(Stored items from a collection)

+++

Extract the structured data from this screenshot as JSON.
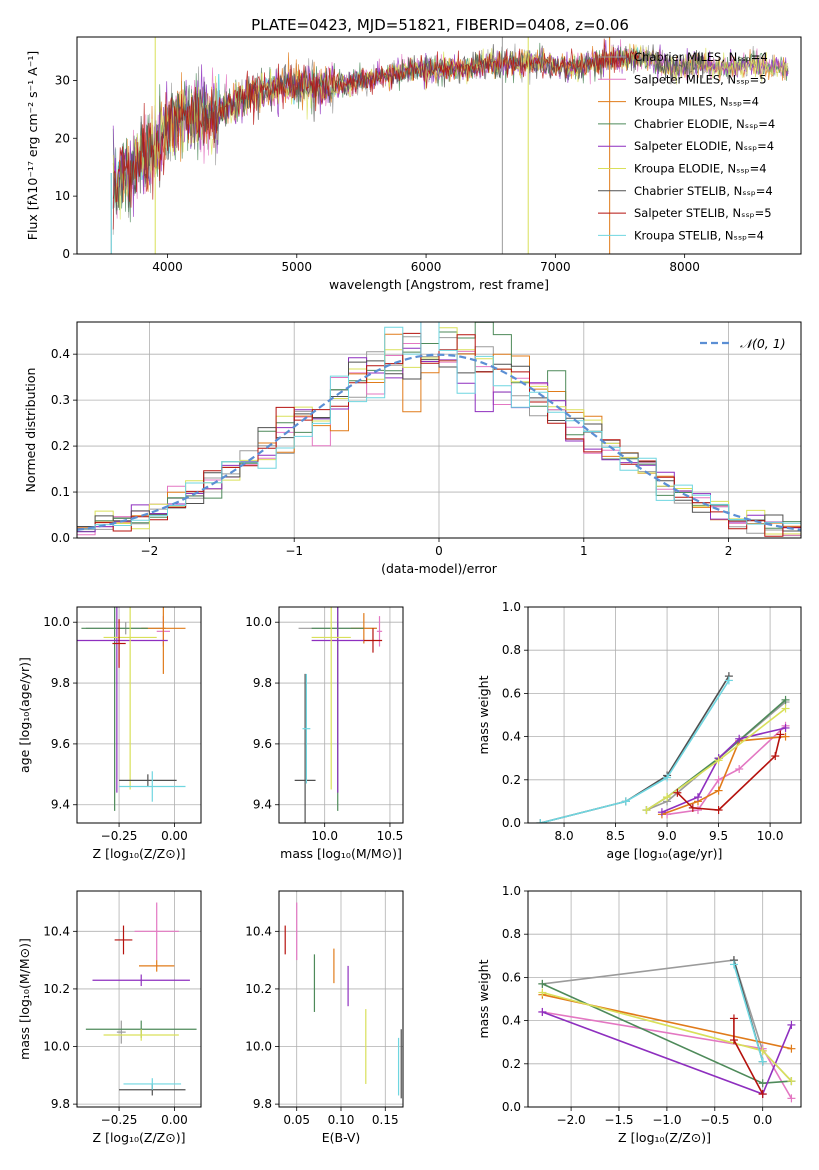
{
  "title": "PLATE=0423, MJD=51821, FIBERID=0408, z=0.06",
  "colors": [
    "#9b9b9b",
    "#e377c2",
    "#e07b1a",
    "#4e8a5a",
    "#8e2fbf",
    "#d9e05a",
    "#505050",
    "#b5120e",
    "#6fd6e0"
  ],
  "chart_data": [
    {
      "type": "line",
      "name": "spectrum",
      "xlabel": "wavelength [Angstrom, rest frame]",
      "ylabel": "Flux [fλ10⁻¹⁷ erg cm⁻² s⁻¹ A⁻¹]",
      "xlim": [
        3300,
        8900
      ],
      "ylim": [
        0,
        37.5
      ],
      "xticks": [
        4000,
        5000,
        6000,
        7000,
        8000
      ],
      "yticks": [
        0,
        10,
        20,
        30
      ],
      "grid": false,
      "legend_position": "right",
      "legend": [
        "Chabrier MILES, Nₛₛₚ=4",
        "Salpeter MILES, Nₛₛₚ=5",
        "Kroupa MILES, Nₛₛₚ=4",
        "Chabrier ELODIE, Nₛₛₚ=4",
        "Salpeter ELODIE, Nₛₛₚ=4",
        "Kroupa ELODIE, Nₛₛₚ=4",
        "Chabrier STELIB, Nₛₛₚ=4",
        "Salpeter STELIB, Nₛₛₚ=5",
        "Kroupa STELIB, Nₛₛₚ=4"
      ],
      "continuum": {
        "x": [
          3580,
          3700,
          3800,
          3900,
          4000,
          4100,
          4200,
          4300,
          4400,
          4500,
          4700,
          4900,
          5100,
          5300,
          5500,
          5700,
          5900,
          6100,
          6300,
          6500,
          6700,
          6900,
          7100,
          7300,
          7500,
          7700,
          7900,
          8100,
          8300,
          8500,
          8700,
          8800
        ],
        "y": [
          13,
          14,
          17,
          18,
          22,
          24,
          24,
          24,
          25,
          26,
          28,
          29,
          29,
          29,
          30,
          31,
          32,
          32,
          32,
          33,
          33,
          33,
          32,
          33,
          34,
          34,
          32,
          33,
          32,
          33,
          32,
          32
        ]
      }
    },
    {
      "type": "bar",
      "name": "residuals",
      "xlabel": "(data-model)/error",
      "ylabel": "Normed distribution",
      "xlim": [
        -2.5,
        2.5
      ],
      "ylim": [
        0,
        0.47
      ],
      "xticks": [
        -2,
        -1,
        0,
        1,
        2
      ],
      "yticks": [
        0.0,
        0.1,
        0.2,
        0.3,
        0.4
      ],
      "grid": true,
      "bins": 40,
      "legend_position": "top-right",
      "legend": [
        "𝒩(0, 1)"
      ]
    },
    {
      "type": "scatter",
      "name": "age-vs-Z",
      "xlabel": "Z [log₁₀(Z/Z⊙)]",
      "ylabel": "age  [log₁₀(age/yr)]",
      "xlim": [
        -0.44,
        0.12
      ],
      "ylim": [
        9.34,
        10.05
      ],
      "xticks": [
        -0.25,
        0.0
      ],
      "yticks": [
        9.4,
        9.6,
        9.8,
        10.0
      ],
      "grid": true,
      "points": [
        {
          "s": 0,
          "x": -0.22,
          "y": 9.98,
          "xe": 0.18,
          "ye": 0.02
        },
        {
          "s": 1,
          "x": -0.05,
          "y": 9.97,
          "xe": 0.03,
          "ye": 0.05
        },
        {
          "s": 2,
          "x": -0.05,
          "y": 9.98,
          "xe": 0.1,
          "ye": 0.15
        },
        {
          "s": 3,
          "x": -0.27,
          "y": 9.98,
          "xe": 0.15,
          "ye": 0.6
        },
        {
          "s": 4,
          "x": -0.26,
          "y": 9.94,
          "xe": 0.23,
          "ye": 0.5
        },
        {
          "s": 5,
          "x": -0.2,
          "y": 9.95,
          "xe": 0.12,
          "ye": 0.5
        },
        {
          "s": 6,
          "x": -0.12,
          "y": 9.48,
          "xe": 0.13,
          "ye": 0.02
        },
        {
          "s": 7,
          "x": -0.25,
          "y": 9.93,
          "xe": 0.03,
          "ye": 0.08
        },
        {
          "s": 8,
          "x": -0.1,
          "y": 9.46,
          "xe": 0.15,
          "ye": 0.05
        }
      ]
    },
    {
      "type": "scatter",
      "name": "age-vs-mass",
      "xlabel": "mass [log₁₀(M/M⊙)]",
      "ylabel": "",
      "xlim": [
        9.65,
        10.6
      ],
      "ylim": [
        9.34,
        10.05
      ],
      "xticks": [
        10.0,
        10.5
      ],
      "yticks": [
        9.4,
        9.6,
        9.8,
        10.0
      ],
      "grid": true,
      "points": [
        {
          "s": 0,
          "x": 10.1,
          "y": 9.98,
          "xe": 0.3,
          "ye": 0.02
        },
        {
          "s": 1,
          "x": 10.42,
          "y": 9.97,
          "xe": 0.02,
          "ye": 0.05
        },
        {
          "s": 2,
          "x": 10.3,
          "y": 9.98,
          "xe": 0.1,
          "ye": 0.05
        },
        {
          "s": 3,
          "x": 10.1,
          "y": 9.98,
          "xe": 0.2,
          "ye": 0.6
        },
        {
          "s": 4,
          "x": 10.1,
          "y": 9.94,
          "xe": 0.2,
          "ye": 0.5
        },
        {
          "s": 5,
          "x": 10.05,
          "y": 9.95,
          "xe": 0.15,
          "ye": 0.5
        },
        {
          "s": 6,
          "x": 9.85,
          "y": 9.48,
          "xe": 0.08,
          "ye": 0.35
        },
        {
          "s": 7,
          "x": 10.37,
          "y": 9.94,
          "xe": 0.07,
          "ye": 0.04
        },
        {
          "s": 8,
          "x": 9.86,
          "y": 9.65,
          "xe": 0.03,
          "ye": 0.18
        }
      ]
    },
    {
      "type": "line",
      "name": "mass-weight-vs-age",
      "xlabel": "age  [log₁₀(age/yr)]",
      "ylabel": "mass weight",
      "xlim": [
        7.65,
        10.3
      ],
      "ylim": [
        0,
        1
      ],
      "xticks": [
        8.0,
        8.5,
        9.0,
        9.5,
        10.0
      ],
      "yticks": [
        0.0,
        0.2,
        0.4,
        0.6,
        0.8,
        1.0
      ],
      "grid": true,
      "series": [
        {
          "s": 0,
          "x": [
            8.8,
            9.0,
            9.5,
            10.15
          ],
          "y": [
            0.06,
            0.1,
            0.3,
            0.56
          ]
        },
        {
          "s": 1,
          "x": [
            9.0,
            9.3,
            9.5,
            9.7,
            10.15
          ],
          "y": [
            0.04,
            0.06,
            0.2,
            0.25,
            0.45
          ]
        },
        {
          "s": 2,
          "x": [
            8.95,
            9.3,
            9.5,
            9.7,
            10.15
          ],
          "y": [
            0.04,
            0.1,
            0.15,
            0.38,
            0.4
          ]
        },
        {
          "s": 3,
          "x": [
            8.8,
            9.0,
            9.5,
            10.15
          ],
          "y": [
            0.06,
            0.12,
            0.3,
            0.57
          ]
        },
        {
          "s": 4,
          "x": [
            8.95,
            9.3,
            9.5,
            9.7,
            10.15
          ],
          "y": [
            0.05,
            0.12,
            0.3,
            0.39,
            0.44
          ]
        },
        {
          "s": 5,
          "x": [
            8.8,
            9.0,
            9.5,
            10.15
          ],
          "y": [
            0.06,
            0.12,
            0.29,
            0.53
          ]
        },
        {
          "s": 6,
          "x": [
            7.77,
            8.6,
            9.0,
            9.6
          ],
          "y": [
            0.0,
            0.1,
            0.22,
            0.68
          ]
        },
        {
          "s": 7,
          "x": [
            9.1,
            9.25,
            9.5,
            10.05,
            10.1
          ],
          "y": [
            0.14,
            0.07,
            0.06,
            0.31,
            0.41
          ]
        },
        {
          "s": 8,
          "x": [
            7.77,
            8.6,
            9.0,
            9.6
          ],
          "y": [
            0.0,
            0.1,
            0.21,
            0.66
          ]
        }
      ]
    },
    {
      "type": "scatter",
      "name": "mass-vs-Z",
      "xlabel": "Z [log₁₀(Z/Z⊙)]",
      "ylabel": "mass [log₁₀(M/M⊙)]",
      "xlim": [
        -0.44,
        0.12
      ],
      "ylim": [
        9.79,
        10.54
      ],
      "xticks": [
        -0.25,
        0.0
      ],
      "yticks": [
        9.8,
        10.0,
        10.2,
        10.4
      ],
      "grid": true,
      "points": [
        {
          "s": 0,
          "x": -0.24,
          "y": 10.05,
          "xe": 0.02,
          "ye": 0.04
        },
        {
          "s": 1,
          "x": -0.08,
          "y": 10.4,
          "xe": 0.1,
          "ye": 0.1
        },
        {
          "s": 2,
          "x": -0.08,
          "y": 10.28,
          "xe": 0.08,
          "ye": 0.02
        },
        {
          "s": 3,
          "x": -0.15,
          "y": 10.06,
          "xe": 0.25,
          "ye": 0.03
        },
        {
          "s": 4,
          "x": -0.15,
          "y": 10.23,
          "xe": 0.22,
          "ye": 0.02
        },
        {
          "s": 5,
          "x": -0.15,
          "y": 10.04,
          "xe": 0.17,
          "ye": 0.02
        },
        {
          "s": 6,
          "x": -0.1,
          "y": 9.85,
          "xe": 0.15,
          "ye": 0.02
        },
        {
          "s": 7,
          "x": -0.23,
          "y": 10.37,
          "xe": 0.04,
          "ye": 0.05
        },
        {
          "s": 8,
          "x": -0.1,
          "y": 9.87,
          "xe": 0.13,
          "ye": 0.02
        }
      ]
    },
    {
      "type": "scatter",
      "name": "mass-vs-EBV",
      "xlabel": "E(B-V)",
      "ylabel": "",
      "xlim": [
        0.03,
        0.17
      ],
      "ylim": [
        9.79,
        10.54
      ],
      "xticks": [
        0.05,
        0.1,
        0.15
      ],
      "yticks": [
        9.8,
        10.0,
        10.2,
        10.4
      ],
      "grid": true,
      "points": [
        {
          "s": 1,
          "x": 0.05,
          "y": 10.4,
          "xe": 0,
          "ye": 0.1
        },
        {
          "s": 2,
          "x": 0.092,
          "y": 10.28,
          "xe": 0,
          "ye": 0.06
        },
        {
          "s": 3,
          "x": 0.07,
          "y": 10.22,
          "xe": 0,
          "ye": 0.1
        },
        {
          "s": 4,
          "x": 0.108,
          "y": 10.21,
          "xe": 0,
          "ye": 0.07
        },
        {
          "s": 5,
          "x": 0.128,
          "y": 10.0,
          "xe": 0,
          "ye": 0.13
        },
        {
          "s": 6,
          "x": 0.168,
          "y": 9.94,
          "xe": 0,
          "ye": 0.12
        },
        {
          "s": 7,
          "x": 0.037,
          "y": 10.37,
          "xe": 0,
          "ye": 0.05
        },
        {
          "s": 8,
          "x": 0.165,
          "y": 9.93,
          "xe": 0,
          "ye": 0.1
        }
      ]
    },
    {
      "type": "line",
      "name": "mass-weight-vs-Z",
      "xlabel": "Z [log₁₀(Z/Z⊙)]",
      "ylabel": "mass weight",
      "xlim": [
        -2.45,
        0.4
      ],
      "ylim": [
        0,
        1
      ],
      "xticks": [
        -2.0,
        -1.5,
        -1.0,
        -0.5,
        0.0
      ],
      "yticks": [
        0.0,
        0.2,
        0.4,
        0.6,
        0.8,
        1.0
      ],
      "grid": true,
      "series": [
        {
          "s": 0,
          "x": [
            -2.3,
            -0.3,
            0.0,
            0.3
          ],
          "y": [
            0.57,
            0.68,
            0.26,
            0.12
          ]
        },
        {
          "s": 1,
          "x": [
            -2.3,
            0.0,
            0.3
          ],
          "y": [
            0.44,
            0.27,
            0.04
          ]
        },
        {
          "s": 2,
          "x": [
            -2.3,
            0.3
          ],
          "y": [
            0.52,
            0.27
          ]
        },
        {
          "s": 3,
          "x": [
            -2.3,
            0.0,
            0.3
          ],
          "y": [
            0.57,
            0.11,
            0.12
          ]
        },
        {
          "s": 4,
          "x": [
            -2.3,
            0.0,
            0.3
          ],
          "y": [
            0.44,
            0.06,
            0.38
          ]
        },
        {
          "s": 5,
          "x": [
            -2.3,
            0.0,
            0.3
          ],
          "y": [
            0.53,
            0.26,
            0.12
          ]
        },
        {
          "s": 6,
          "x": [
            -0.3,
            0.0
          ],
          "y": [
            0.68,
            0.21
          ]
        },
        {
          "s": 7,
          "x": [
            -0.3,
            -0.3,
            0.0
          ],
          "y": [
            0.41,
            0.31,
            0.06
          ]
        },
        {
          "s": 8,
          "x": [
            -0.3,
            0.0
          ],
          "y": [
            0.66,
            0.21
          ]
        }
      ]
    }
  ]
}
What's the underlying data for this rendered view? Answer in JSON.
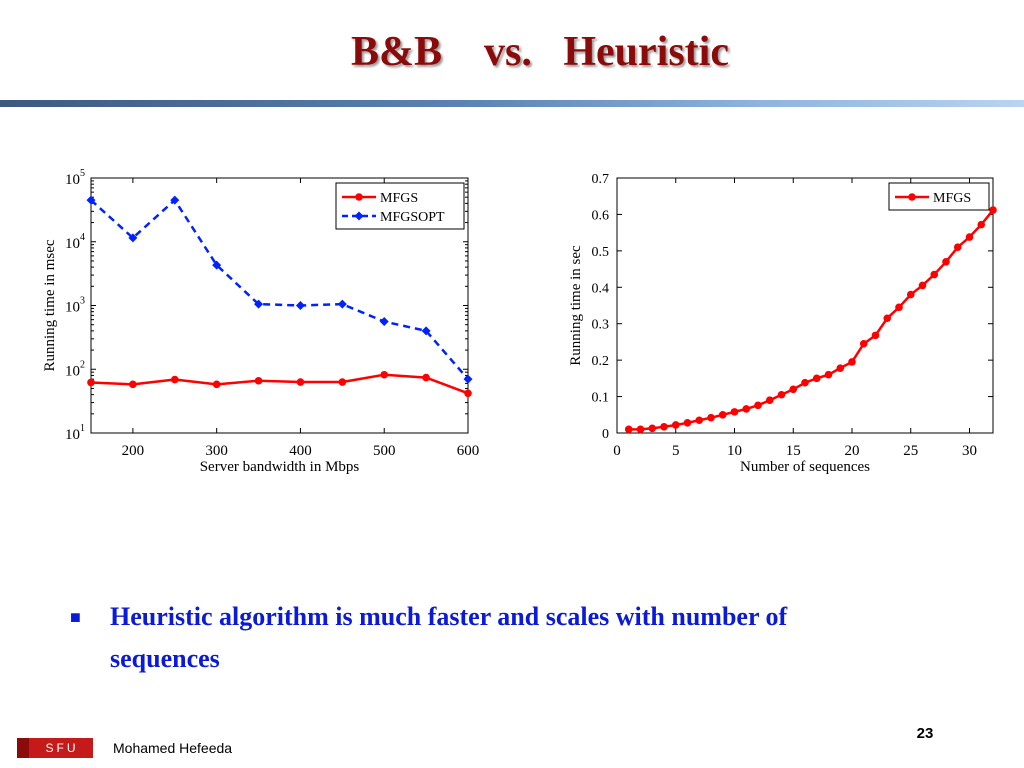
{
  "slide": {
    "title": "B&B    vs.   Heuristic",
    "bullet": "Heuristic algorithm is much faster and scales with number of sequences",
    "bullet_marker": "■",
    "page_number": "23",
    "author": "Mohamed Hefeeda",
    "logo_text": "SFU"
  },
  "colors": {
    "title": "#8b0a0a",
    "bullet_text": "#0a1ad8",
    "red_series": "#ff0000",
    "blue_series": "#0022ff",
    "logo": "#c41a1a"
  },
  "chart_data": [
    {
      "type": "line",
      "xlabel": "Server bandwidth in Mbps",
      "ylabel": "Running time in msec",
      "yscale": "log",
      "xlim": [
        150,
        600
      ],
      "ylim": [
        10,
        100000
      ],
      "xticks": [
        200,
        300,
        400,
        500,
        600
      ],
      "yticks": [
        10,
        100,
        1000,
        10000,
        100000
      ],
      "ytick_labels": [
        [
          "10",
          "1"
        ],
        [
          "10",
          "2"
        ],
        [
          "10",
          "3"
        ],
        [
          "10",
          "4"
        ],
        [
          "10",
          "5"
        ]
      ],
      "grid": false,
      "legend_position": "top-right",
      "series": [
        {
          "name": "MFGS",
          "color": "#ff0000",
          "marker": "circle",
          "dash": "solid",
          "x": [
            150,
            200,
            250,
            300,
            350,
            400,
            450,
            500,
            550,
            600
          ],
          "y": [
            62,
            58,
            69,
            58,
            66,
            63,
            63,
            82,
            74,
            42
          ]
        },
        {
          "name": "MFGSOPT",
          "color": "#0022ff",
          "marker": "diamond",
          "dash": "dashed",
          "x": [
            150,
            200,
            250,
            300,
            350,
            400,
            450,
            500,
            550,
            600
          ],
          "y": [
            45000,
            11500,
            45000,
            4300,
            1050,
            1000,
            1050,
            560,
            400,
            70
          ]
        }
      ]
    },
    {
      "type": "line",
      "xlabel": "Number of sequences",
      "ylabel": "Running time in sec",
      "yscale": "linear",
      "xlim": [
        0,
        32
      ],
      "ylim": [
        0,
        0.7
      ],
      "xticks": [
        0,
        5,
        10,
        15,
        20,
        25,
        30
      ],
      "yticks": [
        0,
        0.1,
        0.2,
        0.3,
        0.4,
        0.5,
        0.6,
        0.7
      ],
      "ytick_labels": [
        "0",
        "0.1",
        "0.2",
        "0.3",
        "0.4",
        "0.5",
        "0.6",
        "0.7"
      ],
      "grid": false,
      "legend_position": "top-right",
      "series": [
        {
          "name": "MFGS",
          "color": "#ff0000",
          "marker": "circle",
          "dash": "solid",
          "x": [
            1,
            2,
            3,
            4,
            5,
            6,
            7,
            8,
            9,
            10,
            11,
            12,
            13,
            14,
            15,
            16,
            17,
            18,
            19,
            20,
            21,
            22,
            23,
            24,
            25,
            26,
            27,
            28,
            29,
            30,
            31,
            32
          ],
          "y": [
            0.01,
            0.01,
            0.013,
            0.017,
            0.022,
            0.028,
            0.035,
            0.042,
            0.05,
            0.058,
            0.066,
            0.076,
            0.09,
            0.105,
            0.12,
            0.138,
            0.15,
            0.16,
            0.178,
            0.195,
            0.245,
            0.268,
            0.315,
            0.345,
            0.38,
            0.405,
            0.435,
            0.47,
            0.51,
            0.538,
            0.572,
            0.612
          ]
        }
      ]
    }
  ]
}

+++

◆ Your task ◆
From the listing above, copy every line that holds the string "JSON".

◆ The answer ◆
Extract the structured data from this screenshot as JSON.
What's the underlying data for this rendered view? Answer in JSON.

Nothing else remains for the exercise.